What is required:
Write out every record in full, exactly as written, please.

Records:
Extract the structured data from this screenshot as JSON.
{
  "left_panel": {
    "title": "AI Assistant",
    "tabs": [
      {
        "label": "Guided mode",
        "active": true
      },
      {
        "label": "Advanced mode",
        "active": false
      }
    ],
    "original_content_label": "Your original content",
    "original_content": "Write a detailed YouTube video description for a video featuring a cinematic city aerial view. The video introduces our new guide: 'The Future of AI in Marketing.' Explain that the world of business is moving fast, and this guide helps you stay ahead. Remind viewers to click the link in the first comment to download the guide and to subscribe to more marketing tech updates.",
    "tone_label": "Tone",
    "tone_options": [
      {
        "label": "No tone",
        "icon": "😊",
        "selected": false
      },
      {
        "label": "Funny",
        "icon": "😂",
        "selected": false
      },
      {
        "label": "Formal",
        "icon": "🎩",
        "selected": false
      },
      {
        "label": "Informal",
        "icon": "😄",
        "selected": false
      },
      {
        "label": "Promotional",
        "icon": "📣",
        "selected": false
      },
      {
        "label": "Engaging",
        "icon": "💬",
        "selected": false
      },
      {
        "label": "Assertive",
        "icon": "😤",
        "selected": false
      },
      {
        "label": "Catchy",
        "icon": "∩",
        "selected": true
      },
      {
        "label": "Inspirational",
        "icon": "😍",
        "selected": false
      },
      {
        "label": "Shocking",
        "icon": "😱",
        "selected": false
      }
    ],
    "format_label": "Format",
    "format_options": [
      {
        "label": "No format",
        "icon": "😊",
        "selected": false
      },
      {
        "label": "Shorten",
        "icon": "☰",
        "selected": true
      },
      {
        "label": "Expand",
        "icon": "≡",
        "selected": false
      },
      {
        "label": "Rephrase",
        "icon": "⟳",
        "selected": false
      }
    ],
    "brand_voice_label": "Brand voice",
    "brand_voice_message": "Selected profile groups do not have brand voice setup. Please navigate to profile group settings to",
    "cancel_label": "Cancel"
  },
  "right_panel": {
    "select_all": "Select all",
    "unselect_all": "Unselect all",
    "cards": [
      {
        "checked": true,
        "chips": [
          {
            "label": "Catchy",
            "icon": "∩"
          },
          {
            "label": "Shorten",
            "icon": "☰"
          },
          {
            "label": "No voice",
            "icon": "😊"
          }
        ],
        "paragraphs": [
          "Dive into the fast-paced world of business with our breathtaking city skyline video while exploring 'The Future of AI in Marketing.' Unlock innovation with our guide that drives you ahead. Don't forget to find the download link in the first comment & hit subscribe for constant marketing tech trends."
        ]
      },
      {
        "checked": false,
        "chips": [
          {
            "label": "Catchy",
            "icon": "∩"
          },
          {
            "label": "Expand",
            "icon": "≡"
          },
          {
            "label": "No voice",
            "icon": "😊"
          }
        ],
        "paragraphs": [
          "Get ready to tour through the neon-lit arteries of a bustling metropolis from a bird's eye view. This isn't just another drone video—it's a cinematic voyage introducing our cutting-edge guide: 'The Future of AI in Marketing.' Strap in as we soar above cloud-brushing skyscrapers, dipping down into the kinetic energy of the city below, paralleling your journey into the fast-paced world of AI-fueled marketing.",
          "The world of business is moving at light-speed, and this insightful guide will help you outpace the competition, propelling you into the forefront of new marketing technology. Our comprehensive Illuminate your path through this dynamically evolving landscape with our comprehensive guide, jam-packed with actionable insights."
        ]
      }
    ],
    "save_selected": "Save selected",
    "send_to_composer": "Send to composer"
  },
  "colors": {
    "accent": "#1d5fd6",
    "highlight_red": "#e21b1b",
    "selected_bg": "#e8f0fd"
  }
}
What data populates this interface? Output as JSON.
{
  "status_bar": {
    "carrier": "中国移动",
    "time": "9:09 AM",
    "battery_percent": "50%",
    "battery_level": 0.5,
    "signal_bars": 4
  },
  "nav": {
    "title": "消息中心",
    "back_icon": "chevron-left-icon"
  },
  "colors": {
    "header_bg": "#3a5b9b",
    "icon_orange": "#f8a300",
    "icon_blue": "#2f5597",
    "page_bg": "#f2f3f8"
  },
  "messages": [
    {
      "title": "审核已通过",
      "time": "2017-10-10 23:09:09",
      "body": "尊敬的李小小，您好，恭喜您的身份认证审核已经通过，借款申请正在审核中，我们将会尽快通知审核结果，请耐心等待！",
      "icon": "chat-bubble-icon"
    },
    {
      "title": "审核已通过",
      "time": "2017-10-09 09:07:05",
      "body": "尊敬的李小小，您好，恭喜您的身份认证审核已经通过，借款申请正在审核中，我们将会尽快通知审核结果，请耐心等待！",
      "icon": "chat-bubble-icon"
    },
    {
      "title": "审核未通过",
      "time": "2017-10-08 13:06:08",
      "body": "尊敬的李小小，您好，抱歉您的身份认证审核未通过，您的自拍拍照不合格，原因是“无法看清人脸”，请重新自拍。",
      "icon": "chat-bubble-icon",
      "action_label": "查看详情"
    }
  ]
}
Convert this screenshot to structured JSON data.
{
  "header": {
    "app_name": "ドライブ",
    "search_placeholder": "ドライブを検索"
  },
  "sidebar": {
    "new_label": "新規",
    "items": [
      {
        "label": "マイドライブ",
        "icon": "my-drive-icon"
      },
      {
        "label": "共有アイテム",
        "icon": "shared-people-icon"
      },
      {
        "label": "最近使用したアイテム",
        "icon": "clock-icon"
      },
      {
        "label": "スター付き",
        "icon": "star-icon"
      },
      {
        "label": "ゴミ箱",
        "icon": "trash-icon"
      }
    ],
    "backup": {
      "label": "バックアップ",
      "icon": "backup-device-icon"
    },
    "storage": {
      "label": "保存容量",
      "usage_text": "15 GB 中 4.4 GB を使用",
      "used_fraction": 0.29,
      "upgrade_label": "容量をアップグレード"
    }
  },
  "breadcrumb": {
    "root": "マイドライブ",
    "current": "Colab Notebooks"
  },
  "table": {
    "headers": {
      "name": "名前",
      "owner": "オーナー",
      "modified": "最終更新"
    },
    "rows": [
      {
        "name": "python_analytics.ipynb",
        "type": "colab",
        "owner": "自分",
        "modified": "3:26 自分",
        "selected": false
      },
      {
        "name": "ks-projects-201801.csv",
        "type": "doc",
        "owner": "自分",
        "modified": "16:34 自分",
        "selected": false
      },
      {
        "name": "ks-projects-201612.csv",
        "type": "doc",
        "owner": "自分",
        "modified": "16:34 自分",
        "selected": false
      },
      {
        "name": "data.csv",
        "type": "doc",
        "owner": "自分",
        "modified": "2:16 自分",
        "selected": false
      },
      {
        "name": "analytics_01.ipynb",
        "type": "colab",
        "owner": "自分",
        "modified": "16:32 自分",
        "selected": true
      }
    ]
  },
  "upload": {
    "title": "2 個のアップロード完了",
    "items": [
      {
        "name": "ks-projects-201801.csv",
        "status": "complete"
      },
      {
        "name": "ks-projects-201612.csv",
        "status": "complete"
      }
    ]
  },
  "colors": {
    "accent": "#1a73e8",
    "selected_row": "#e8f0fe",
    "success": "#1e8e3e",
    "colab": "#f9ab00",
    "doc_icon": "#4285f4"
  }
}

Response to this exercise:
Extract the structured data from this screenshot as JSON.
{
  "left_panel": {
    "title": "AI Assistant",
    "tabs": [
      {
        "label": "Guided mode",
        "active": true
      },
      {
        "label": "Advanced mode",
        "active": false
      }
    ],
    "original_content_label": "Your original content",
    "original_content": "Write a detailed YouTube video description for a video featuring a cinematic city aerial view. The video introduces our new guide: 'The Future of AI in Marketing.' Explain that the world of business is moving fast, and this guide helps you stay ahead. Remind viewers to click the link in the first comment to download the guide and to subscribe to more marketing tech updates.",
    "tone_label": "Tone",
    "tone_options": [
      {
        "label": "No tone",
        "icon": "😊",
        "selected": false
      },
      {
        "label": "Funny",
        "icon": "😂",
        "selected": false
      },
      {
        "label": "Formal",
        "icon": "🎩",
        "selected": false
      },
      {
        "label": "Informal",
        "icon": "😄",
        "selected": false
      },
      {
        "label": "Promotional",
        "icon": "📣",
        "selected": false
      },
      {
        "label": "Engaging",
        "icon": "💬",
        "selected": false
      },
      {
        "label": "Assertive",
        "icon": "😤",
        "selected": false
      },
      {
        "label": "Catchy",
        "icon": "∩",
        "selected": true
      },
      {
        "label": "Inspirational",
        "icon": "😍",
        "selected": false
      },
      {
        "label": "Shocking",
        "icon": "😱",
        "selected": false
      }
    ],
    "format_label": "Format",
    "format_options": [
      {
        "label": "No format",
        "icon": "😊",
        "selected": false
      },
      {
        "label": "Shorten",
        "icon": "☰",
        "selected": true
      },
      {
        "label": "Expand",
        "icon": "≡",
        "selected": false
      },
      {
        "label": "Rephrase",
        "icon": "⟳",
        "selected": false
      }
    ],
    "brand_voice_label": "Brand voice",
    "brand_voice_message": "Selected profile groups do not have brand voice setup. Please navigate to profile group settings to",
    "cancel_label": "Cancel"
  },
  "right_panel": {
    "select_all": "Select all",
    "unselect_all": "Unselect all",
    "cards": [
      {
        "checked": true,
        "chips": [
          {
            "label": "Catchy",
            "icon": "∩"
          },
          {
            "label": "Shorten",
            "icon": "☰"
          },
          {
            "label": "No voice",
            "icon": "😊"
          }
        ],
        "paragraphs": [
          "Dive into the fast-paced world of business with our breathtaking city skyline video while exploring 'The Future of AI in Marketing.' Unlock innovation with our guide that drives you ahead. Don't forget to find the download link in the first comment & hit subscribe for constant marketing tech trends."
        ]
      },
      {
        "checked": false,
        "chips": [
          {
            "label": "Catchy",
            "icon": "∩"
          },
          {
            "label": "Expand",
            "icon": "≡"
          },
          {
            "label": "No voice",
            "icon": "😊"
          }
        ],
        "paragraphs": [
          "Get ready to tour through the neon-lit arteries of a bustling metropolis from a bird's eye view. This isn't just another drone video—it's a cinematic voyage introducing our cutting-edge guide: 'The Future of AI in Marketing.' Strap in as we soar above cloud-brushing skyscrapers, dipping down into the kinetic energy of the city below, paralleling your journey into the fast-paced world of AI-fueled marketing.",
          "The world of business is moving at light-speed, and this insightful guide will help you outpace the competition, propelling you into the forefront of new marketing technology. Our comprehensive Illuminate your path through this dynamically evolving landscape with our comprehensive guide, jam-packed with actionable insights."
        ]
      }
    ],
    "save_selected": "Save selected",
    "send_to_composer": "Send to composer"
  },
  "colors": {
    "accent": "#1d5fd6",
    "highlight_red": "#e21b1b",
    "selected_bg": "#e8f0fd"
  }
}
What data populates this interface? Output as JSON.
{
  "status_bar": {
    "carrier": "中国移动",
    "time": "9:09 AM",
    "battery_percent": "50%",
    "battery_level": 0.5,
    "signal_bars": 4
  },
  "nav": {
    "title": "消息中心",
    "back_icon": "chevron-left-icon"
  },
  "colors": {
    "header_bg": "#3a5b9b",
    "icon_orange": "#f8a300",
    "icon_blue": "#2f5597",
    "page_bg": "#f2f3f8"
  },
  "messages": [
    {
      "title": "审核已通过",
      "time": "2017-10-10 23:09:09",
      "body": "尊敬的李小小，您好，恭喜您的身份认证审核已经通过，借款申请正在审核中，我们将会尽快通知审核结果，请耐心等待！",
      "icon": "chat-bubble-icon"
    },
    {
      "title": "审核已通过",
      "time": "2017-10-09 09:07:05",
      "body": "尊敬的李小小，您好，恭喜您的身份认证审核已经通过，借款申请正在审核中，我们将会尽快通知审核结果，请耐心等待！",
      "icon": "chat-bubble-icon"
    },
    {
      "title": "审核未通过",
      "time": "2017-10-08 13:06:08",
      "body": "尊敬的李小小，您好，抱歉您的身份认证审核未通过，您的自拍拍照不合格，原因是“无法看清人脸”，请重新自拍。",
      "icon": "chat-bubble-icon",
      "action_label": "查看详情"
    }
  ]
}
Convert this screenshot to structured JSON data.
{
  "header": {
    "app_name": "ドライブ",
    "search_placeholder": "ドライブを検索"
  },
  "sidebar": {
    "new_label": "新規",
    "items": [
      {
        "label": "マイドライブ",
        "icon": "my-drive-icon"
      },
      {
        "label": "共有アイテム",
        "icon": "shared-people-icon"
      },
      {
        "label": "最近使用したアイテム",
        "icon": "clock-icon"
      },
      {
        "label": "スター付き",
        "icon": "star-icon"
      },
      {
        "label": "ゴミ箱",
        "icon": "trash-icon"
      }
    ],
    "backup": {
      "label": "バックアップ",
      "icon": "backup-device-icon"
    },
    "storage": {
      "label": "保存容量",
      "usage_text": "15 GB 中 4.4 GB を使用",
      "used_fraction": 0.29,
      "upgrade_label": "容量をアップグレード"
    }
  },
  "breadcrumb": {
    "root": "マイドライブ",
    "current": "Colab Notebooks"
  },
  "table": {
    "headers": {
      "name": "名前",
      "owner": "オーナー",
      "modified": "最終更新"
    },
    "rows": [
      {
        "name": "python_analytics.ipynb",
        "type": "colab",
        "owner": "自分",
        "modified": "3:26 自分",
        "selected": false
      },
      {
        "name": "ks-projects-201801.csv",
        "type": "doc",
        "owner": "自分",
        "modified": "16:34 自分",
        "selected": false
      },
      {
        "name": "ks-projects-201612.csv",
        "type": "doc",
        "owner": "自分",
        "modified": "16:34 自分",
        "selected": false
      },
      {
        "name": "data.csv",
        "type": "doc",
        "owner": "自分",
        "modified": "2:16 自分",
        "selected": false
      },
      {
        "name": "analytics_01.ipynb",
        "type": "colab",
        "owner": "自分",
        "modified": "16:32 自分",
        "selected": true
      }
    ]
  },
  "upload": {
    "title": "2 個のアップロード完了",
    "items": [
      {
        "name": "ks-projects-201801.csv",
        "status": "complete"
      },
      {
        "name": "ks-projects-201612.csv",
        "status": "complete"
      }
    ]
  },
  "colors": {
    "accent": "#1a73e8",
    "selected_row": "#e8f0fe",
    "success": "#1e8e3e",
    "colab": "#f9ab00",
    "doc_icon": "#4285f4"
  }
}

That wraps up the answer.